What to work on:
Transcribe the whole listing without a single picture.

Data for this task:

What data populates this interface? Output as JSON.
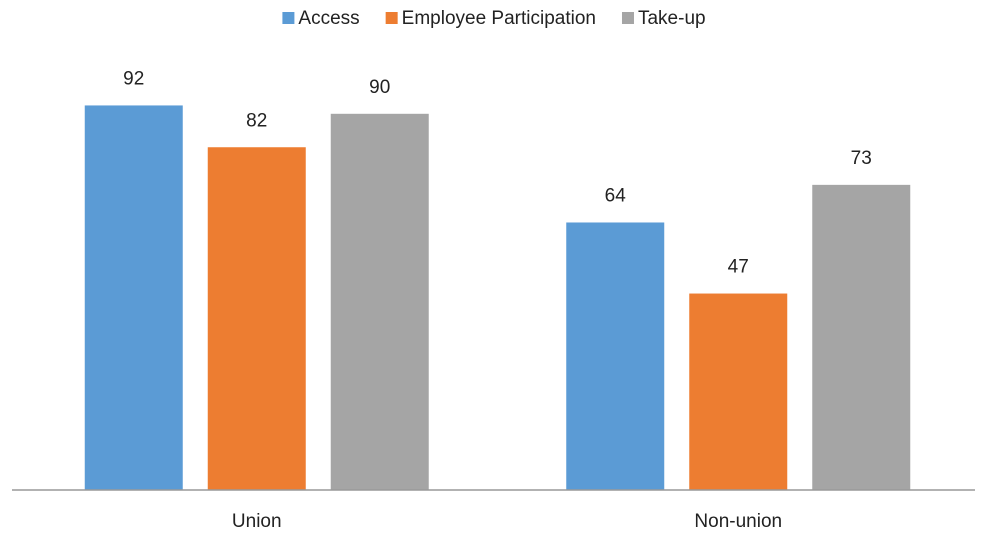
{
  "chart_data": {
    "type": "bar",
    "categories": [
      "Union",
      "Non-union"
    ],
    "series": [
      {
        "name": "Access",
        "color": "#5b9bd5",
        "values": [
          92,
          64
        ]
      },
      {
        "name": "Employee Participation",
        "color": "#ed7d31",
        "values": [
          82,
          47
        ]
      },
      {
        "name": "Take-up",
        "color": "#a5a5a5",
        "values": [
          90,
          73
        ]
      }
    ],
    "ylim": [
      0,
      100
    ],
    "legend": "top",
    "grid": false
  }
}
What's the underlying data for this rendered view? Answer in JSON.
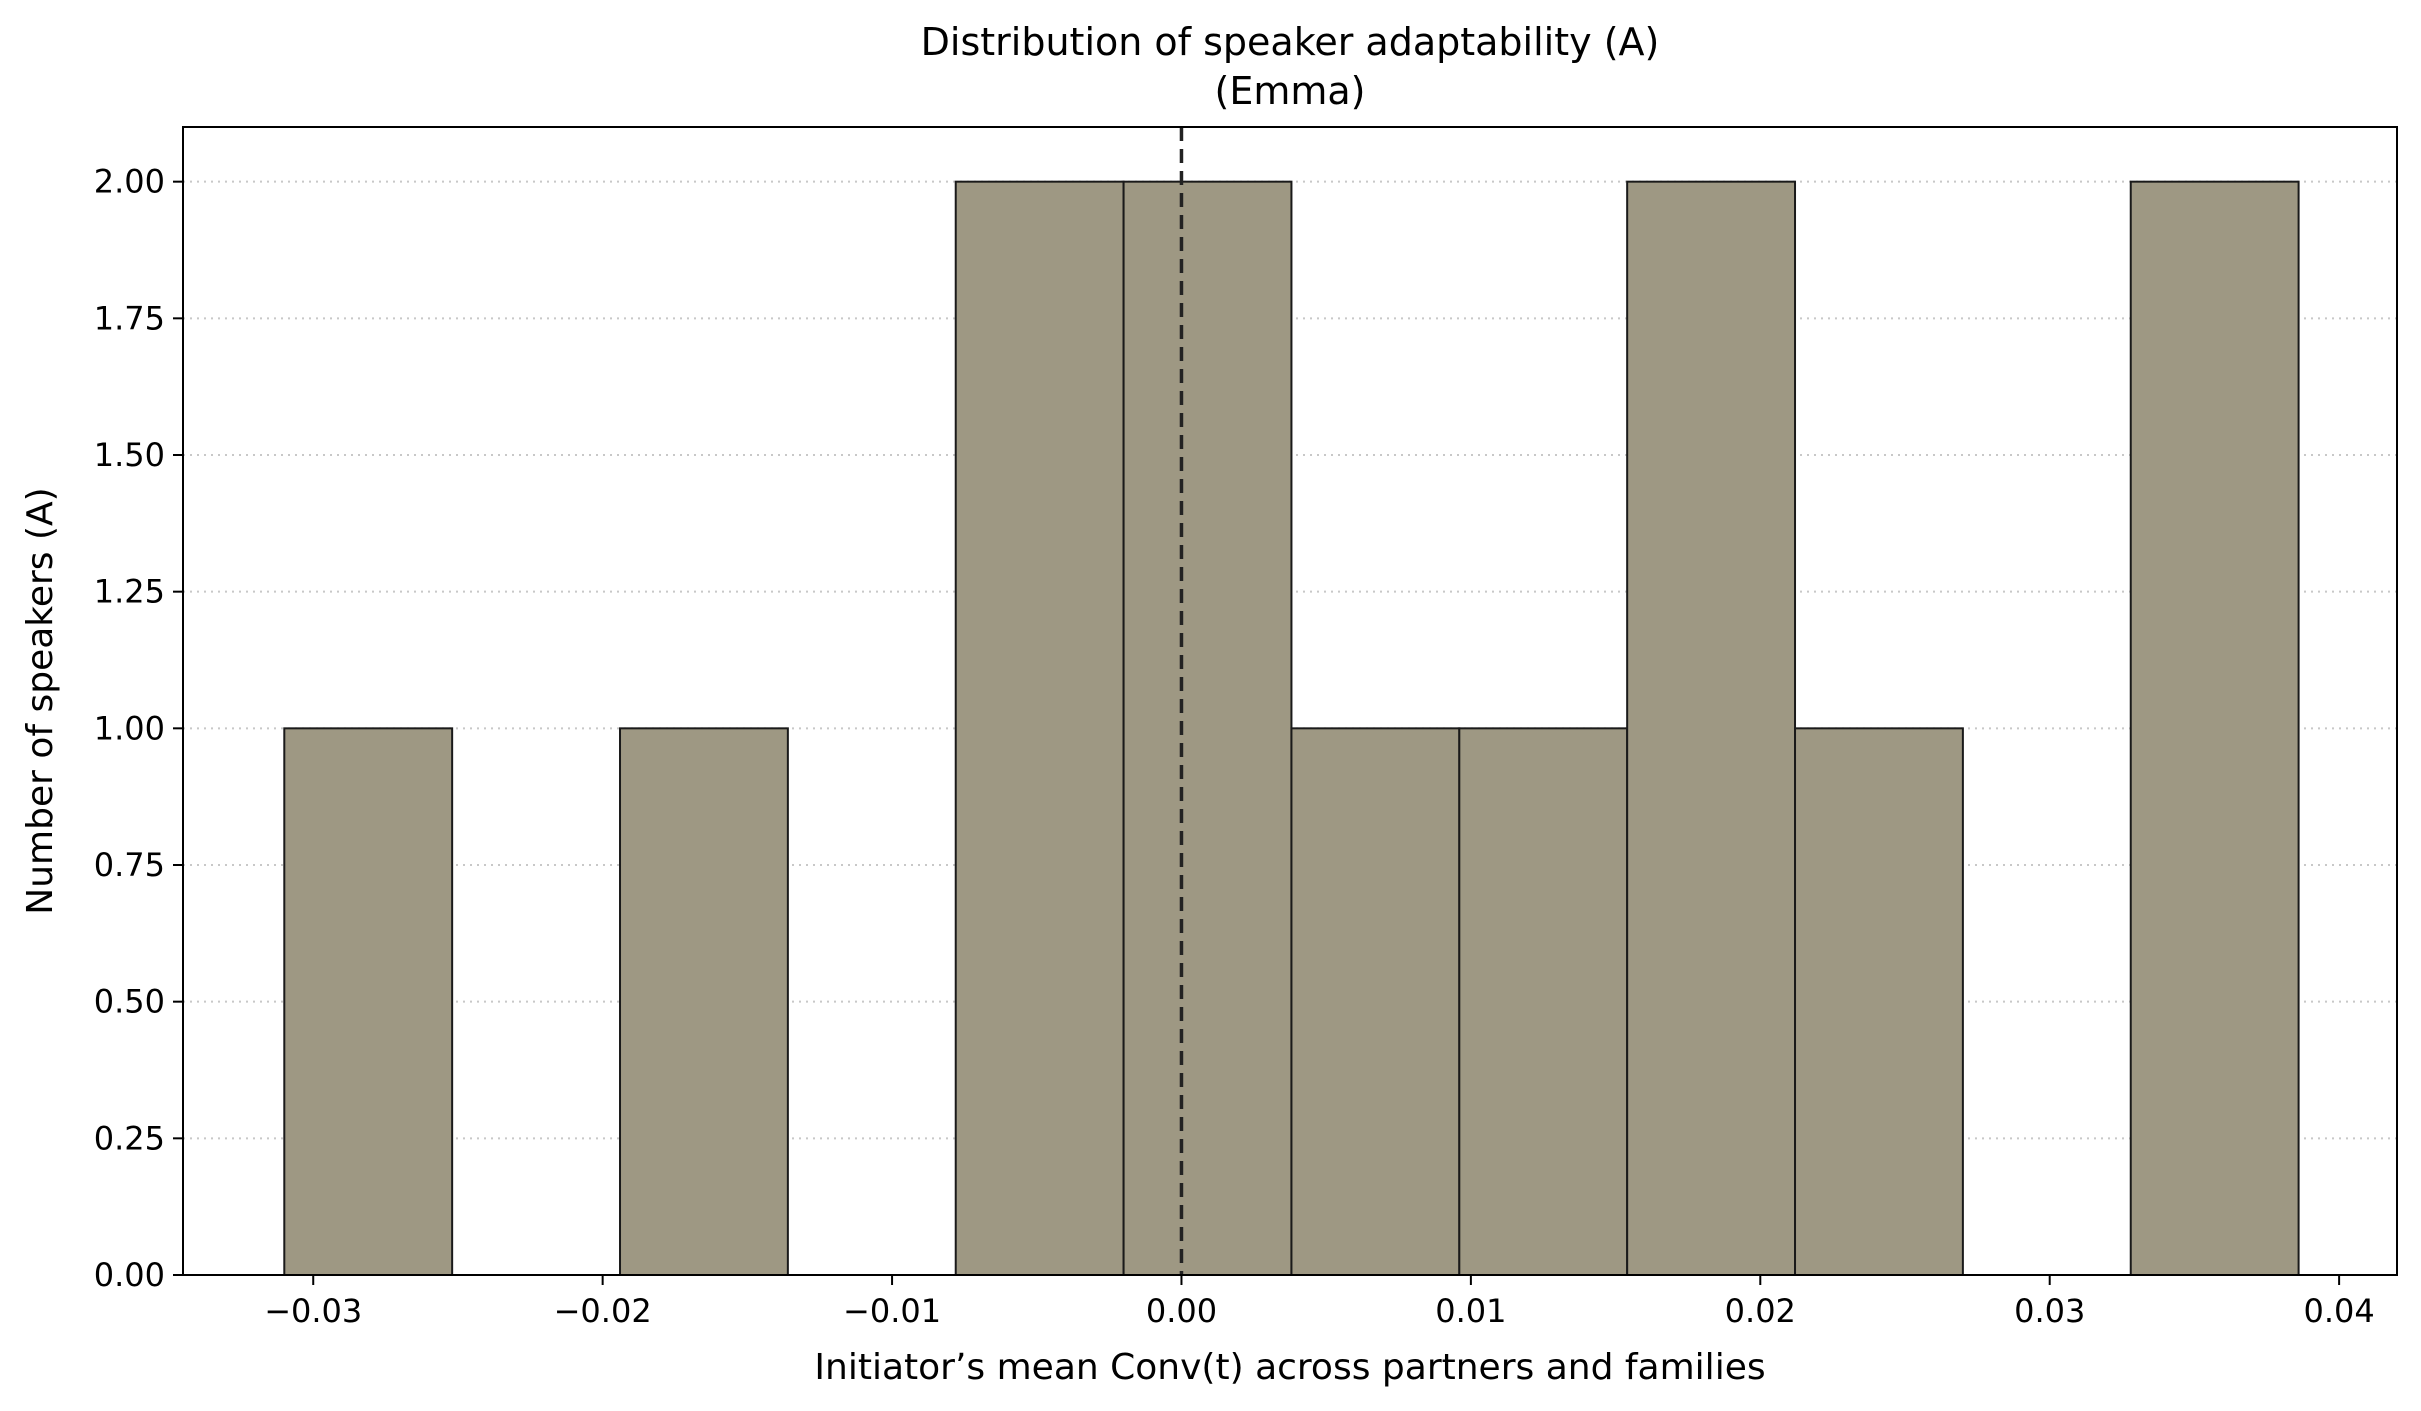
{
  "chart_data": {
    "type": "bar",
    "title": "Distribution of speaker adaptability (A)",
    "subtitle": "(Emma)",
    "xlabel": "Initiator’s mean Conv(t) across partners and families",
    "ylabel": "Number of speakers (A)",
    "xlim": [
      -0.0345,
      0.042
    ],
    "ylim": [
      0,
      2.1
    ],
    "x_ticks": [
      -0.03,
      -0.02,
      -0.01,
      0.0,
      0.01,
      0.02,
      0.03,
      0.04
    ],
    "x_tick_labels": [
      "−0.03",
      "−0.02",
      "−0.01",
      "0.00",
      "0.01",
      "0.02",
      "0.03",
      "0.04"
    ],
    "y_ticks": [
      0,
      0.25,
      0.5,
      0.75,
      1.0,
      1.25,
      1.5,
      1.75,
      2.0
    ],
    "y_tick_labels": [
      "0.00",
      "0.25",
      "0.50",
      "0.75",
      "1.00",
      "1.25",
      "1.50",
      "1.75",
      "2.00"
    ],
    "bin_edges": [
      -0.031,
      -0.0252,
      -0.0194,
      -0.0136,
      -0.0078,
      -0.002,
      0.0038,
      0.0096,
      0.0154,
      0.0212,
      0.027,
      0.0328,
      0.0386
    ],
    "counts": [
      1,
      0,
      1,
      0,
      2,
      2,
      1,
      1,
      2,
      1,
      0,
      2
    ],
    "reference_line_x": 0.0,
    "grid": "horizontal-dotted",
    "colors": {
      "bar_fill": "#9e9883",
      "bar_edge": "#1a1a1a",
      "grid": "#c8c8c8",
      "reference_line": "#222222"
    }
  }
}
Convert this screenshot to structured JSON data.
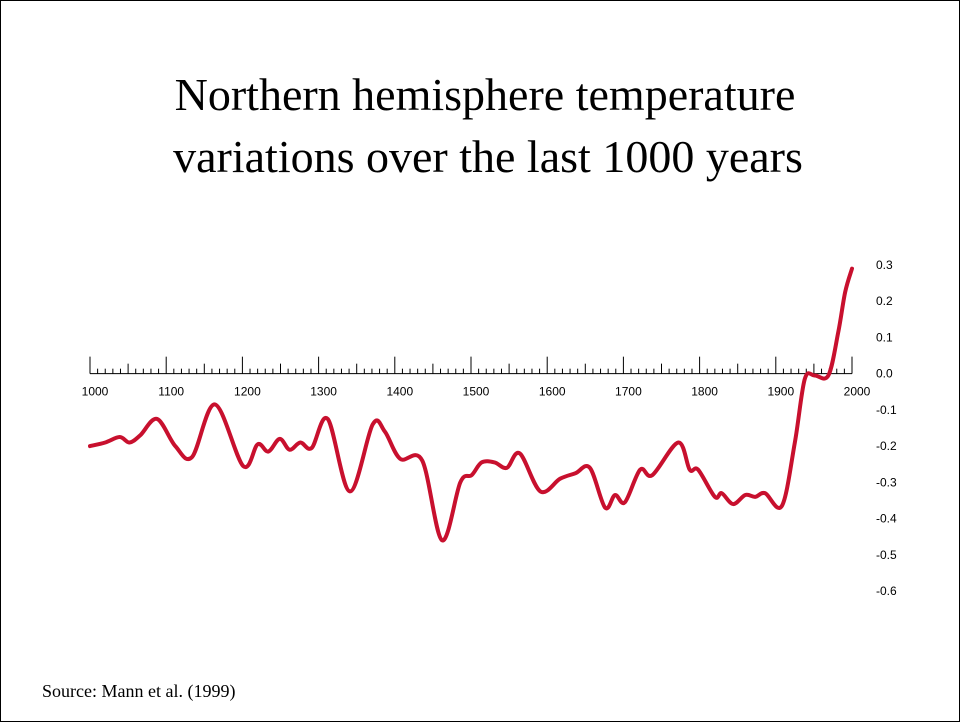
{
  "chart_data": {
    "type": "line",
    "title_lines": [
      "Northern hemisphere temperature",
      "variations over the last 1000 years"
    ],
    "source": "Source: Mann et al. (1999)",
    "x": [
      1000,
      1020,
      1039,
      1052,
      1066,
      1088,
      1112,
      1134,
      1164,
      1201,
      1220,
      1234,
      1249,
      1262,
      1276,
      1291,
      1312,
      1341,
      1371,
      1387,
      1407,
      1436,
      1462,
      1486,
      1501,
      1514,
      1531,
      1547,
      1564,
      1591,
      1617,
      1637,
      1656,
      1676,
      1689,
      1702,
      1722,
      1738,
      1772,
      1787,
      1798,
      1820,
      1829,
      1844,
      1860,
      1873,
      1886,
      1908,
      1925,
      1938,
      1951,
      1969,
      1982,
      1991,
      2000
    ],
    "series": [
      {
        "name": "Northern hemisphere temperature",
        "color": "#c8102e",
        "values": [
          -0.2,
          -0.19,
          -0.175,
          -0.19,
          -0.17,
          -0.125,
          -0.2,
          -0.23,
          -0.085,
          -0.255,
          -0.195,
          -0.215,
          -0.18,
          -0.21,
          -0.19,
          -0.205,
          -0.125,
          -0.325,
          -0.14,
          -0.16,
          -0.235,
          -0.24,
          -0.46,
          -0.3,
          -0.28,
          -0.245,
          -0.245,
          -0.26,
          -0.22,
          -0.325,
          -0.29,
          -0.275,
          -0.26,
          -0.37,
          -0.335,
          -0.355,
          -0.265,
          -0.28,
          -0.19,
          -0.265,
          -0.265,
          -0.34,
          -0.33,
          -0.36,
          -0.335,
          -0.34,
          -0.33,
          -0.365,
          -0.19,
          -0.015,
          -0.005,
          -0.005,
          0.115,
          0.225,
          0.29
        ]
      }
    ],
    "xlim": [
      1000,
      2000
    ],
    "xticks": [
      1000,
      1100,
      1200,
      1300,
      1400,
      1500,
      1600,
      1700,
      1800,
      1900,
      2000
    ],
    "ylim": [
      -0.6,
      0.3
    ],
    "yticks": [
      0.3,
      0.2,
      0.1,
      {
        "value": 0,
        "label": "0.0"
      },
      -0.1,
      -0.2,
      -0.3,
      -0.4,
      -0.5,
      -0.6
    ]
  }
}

Response to this exercise:
What data populates this interface? Output as JSON.
{
  "chart_data": {
    "type": "bar",
    "categories": [
      "Union",
      "Non-union"
    ],
    "series": [
      {
        "name": "Access",
        "color": "#5b9bd5",
        "values": [
          92,
          64
        ]
      },
      {
        "name": "Employee Participation",
        "color": "#ed7d31",
        "values": [
          82,
          47
        ]
      },
      {
        "name": "Take-up",
        "color": "#a5a5a5",
        "values": [
          90,
          73
        ]
      }
    ],
    "ylim": [
      0,
      100
    ],
    "legend": "top",
    "grid": false
  }
}
What's the underlying data for this rendered view? Answer in JSON.
{
  "chart_data": {
    "type": "bar",
    "title": "Distribution of speaker adaptability (A)",
    "subtitle": "(Emma)",
    "xlabel": "Initiator’s mean Conv(t) across partners and families",
    "ylabel": "Number of speakers (A)",
    "xlim": [
      -0.0345,
      0.042
    ],
    "ylim": [
      0,
      2.1
    ],
    "x_ticks": [
      -0.03,
      -0.02,
      -0.01,
      0.0,
      0.01,
      0.02,
      0.03,
      0.04
    ],
    "x_tick_labels": [
      "−0.03",
      "−0.02",
      "−0.01",
      "0.00",
      "0.01",
      "0.02",
      "0.03",
      "0.04"
    ],
    "y_ticks": [
      0,
      0.25,
      0.5,
      0.75,
      1.0,
      1.25,
      1.5,
      1.75,
      2.0
    ],
    "y_tick_labels": [
      "0.00",
      "0.25",
      "0.50",
      "0.75",
      "1.00",
      "1.25",
      "1.50",
      "1.75",
      "2.00"
    ],
    "bin_edges": [
      -0.031,
      -0.0252,
      -0.0194,
      -0.0136,
      -0.0078,
      -0.002,
      0.0038,
      0.0096,
      0.0154,
      0.0212,
      0.027,
      0.0328,
      0.0386
    ],
    "counts": [
      1,
      0,
      1,
      0,
      2,
      2,
      1,
      1,
      2,
      1,
      0,
      2
    ],
    "reference_line_x": 0.0,
    "grid": "horizontal-dotted",
    "colors": {
      "bar_fill": "#9e9883",
      "bar_edge": "#1a1a1a",
      "grid": "#c8c8c8",
      "reference_line": "#222222"
    }
  }
}
Convert this screenshot to structured JSON data.
{
  "chart_data": {
    "type": "line",
    "title_lines": [
      "Northern hemisphere temperature",
      "variations over the last 1000 years"
    ],
    "source": "Source: Mann et al. (1999)",
    "x": [
      1000,
      1020,
      1039,
      1052,
      1066,
      1088,
      1112,
      1134,
      1164,
      1201,
      1220,
      1234,
      1249,
      1262,
      1276,
      1291,
      1312,
      1341,
      1371,
      1387,
      1407,
      1436,
      1462,
      1486,
      1501,
      1514,
      1531,
      1547,
      1564,
      1591,
      1617,
      1637,
      1656,
      1676,
      1689,
      1702,
      1722,
      1738,
      1772,
      1787,
      1798,
      1820,
      1829,
      1844,
      1860,
      1873,
      1886,
      1908,
      1925,
      1938,
      1951,
      1969,
      1982,
      1991,
      2000
    ],
    "series": [
      {
        "name": "Northern hemisphere temperature",
        "color": "#c8102e",
        "values": [
          -0.2,
          -0.19,
          -0.175,
          -0.19,
          -0.17,
          -0.125,
          -0.2,
          -0.23,
          -0.085,
          -0.255,
          -0.195,
          -0.215,
          -0.18,
          -0.21,
          -0.19,
          -0.205,
          -0.125,
          -0.325,
          -0.14,
          -0.16,
          -0.235,
          -0.24,
          -0.46,
          -0.3,
          -0.28,
          -0.245,
          -0.245,
          -0.26,
          -0.22,
          -0.325,
          -0.29,
          -0.275,
          -0.26,
          -0.37,
          -0.335,
          -0.355,
          -0.265,
          -0.28,
          -0.19,
          -0.265,
          -0.265,
          -0.34,
          -0.33,
          -0.36,
          -0.335,
          -0.34,
          -0.33,
          -0.365,
          -0.19,
          -0.015,
          -0.005,
          -0.005,
          0.115,
          0.225,
          0.29
        ]
      }
    ],
    "xlim": [
      1000,
      2000
    ],
    "xticks": [
      1000,
      1100,
      1200,
      1300,
      1400,
      1500,
      1600,
      1700,
      1800,
      1900,
      2000
    ],
    "ylim": [
      -0.6,
      0.3
    ],
    "yticks": [
      0.3,
      0.2,
      0.1,
      {
        "value": 0,
        "label": "0.0"
      },
      -0.1,
      -0.2,
      -0.3,
      -0.4,
      -0.5,
      -0.6
    ]
  }
}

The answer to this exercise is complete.